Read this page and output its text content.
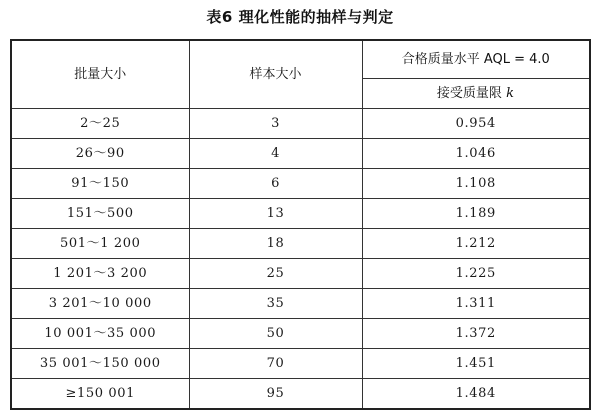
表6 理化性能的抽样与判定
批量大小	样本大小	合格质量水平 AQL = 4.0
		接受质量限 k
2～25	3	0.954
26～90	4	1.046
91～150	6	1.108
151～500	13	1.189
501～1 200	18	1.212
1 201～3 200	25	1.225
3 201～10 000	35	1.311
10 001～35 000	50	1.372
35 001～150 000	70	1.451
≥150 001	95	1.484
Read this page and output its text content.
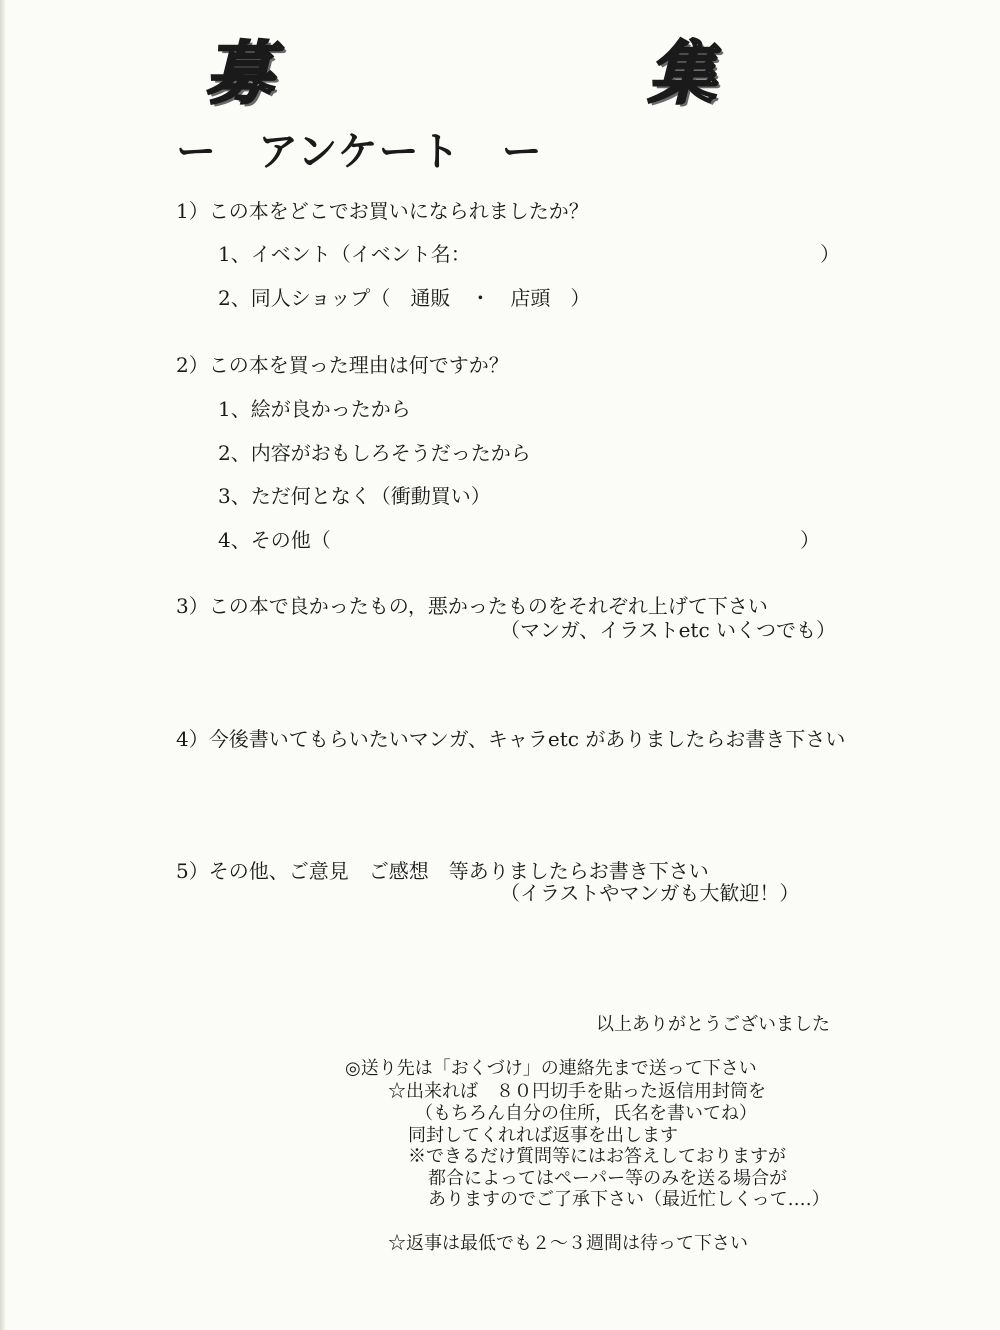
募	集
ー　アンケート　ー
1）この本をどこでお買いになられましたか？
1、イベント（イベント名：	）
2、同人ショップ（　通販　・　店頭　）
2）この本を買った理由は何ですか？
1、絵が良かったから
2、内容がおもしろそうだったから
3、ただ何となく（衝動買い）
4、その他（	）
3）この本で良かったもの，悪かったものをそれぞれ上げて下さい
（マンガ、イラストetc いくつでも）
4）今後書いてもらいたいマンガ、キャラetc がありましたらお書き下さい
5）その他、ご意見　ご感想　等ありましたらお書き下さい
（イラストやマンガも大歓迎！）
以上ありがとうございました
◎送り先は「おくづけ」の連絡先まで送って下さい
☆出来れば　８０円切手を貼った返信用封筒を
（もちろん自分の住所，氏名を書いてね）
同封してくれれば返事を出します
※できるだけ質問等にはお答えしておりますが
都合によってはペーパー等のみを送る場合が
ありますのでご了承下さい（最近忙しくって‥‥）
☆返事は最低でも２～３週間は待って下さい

* * * * *

__What you are asked to do__: Without the pictures, restate all of the entries above verbatim.

__Result for this task__:
Read this page and output its text content.
表6 理化性能的抽样与判定
批量大小	样本大小	合格质量水平 AQL = 4.0
		接受质量限 k
2～25	3	0.954
26～90	4	1.046
91～150	6	1.108
151～500	13	1.189
501～1 200	18	1.212
1 201～3 200	25	1.225
3 201～10 000	35	1.311
10 001～35 000	50	1.372
35 001～150 000	70	1.451
≥150 001	95	1.484
Read this page and output its text content.
募	集
ー　アンケート　ー
1）この本をどこでお買いになられましたか？
1、イベント（イベント名：	）
2、同人ショップ（　通販　・　店頭　）
2）この本を買った理由は何ですか？
1、絵が良かったから
2、内容がおもしろそうだったから
3、ただ何となく（衝動買い）
4、その他（	）
3）この本で良かったもの，悪かったものをそれぞれ上げて下さい
（マンガ、イラストetc いくつでも）
4）今後書いてもらいたいマンガ、キャラetc がありましたらお書き下さい
5）その他、ご意見　ご感想　等ありましたらお書き下さい
（イラストやマンガも大歓迎！）
以上ありがとうございました
◎送り先は「おくづけ」の連絡先まで送って下さい
☆出来れば　８０円切手を貼った返信用封筒を
（もちろん自分の住所，氏名を書いてね）
同封してくれれば返事を出します
※できるだけ質問等にはお答えしておりますが
都合によってはペーパー等のみを送る場合が
ありますのでご了承下さい（最近忙しくって‥‥）
☆返事は最低でも２～３週間は待って下さい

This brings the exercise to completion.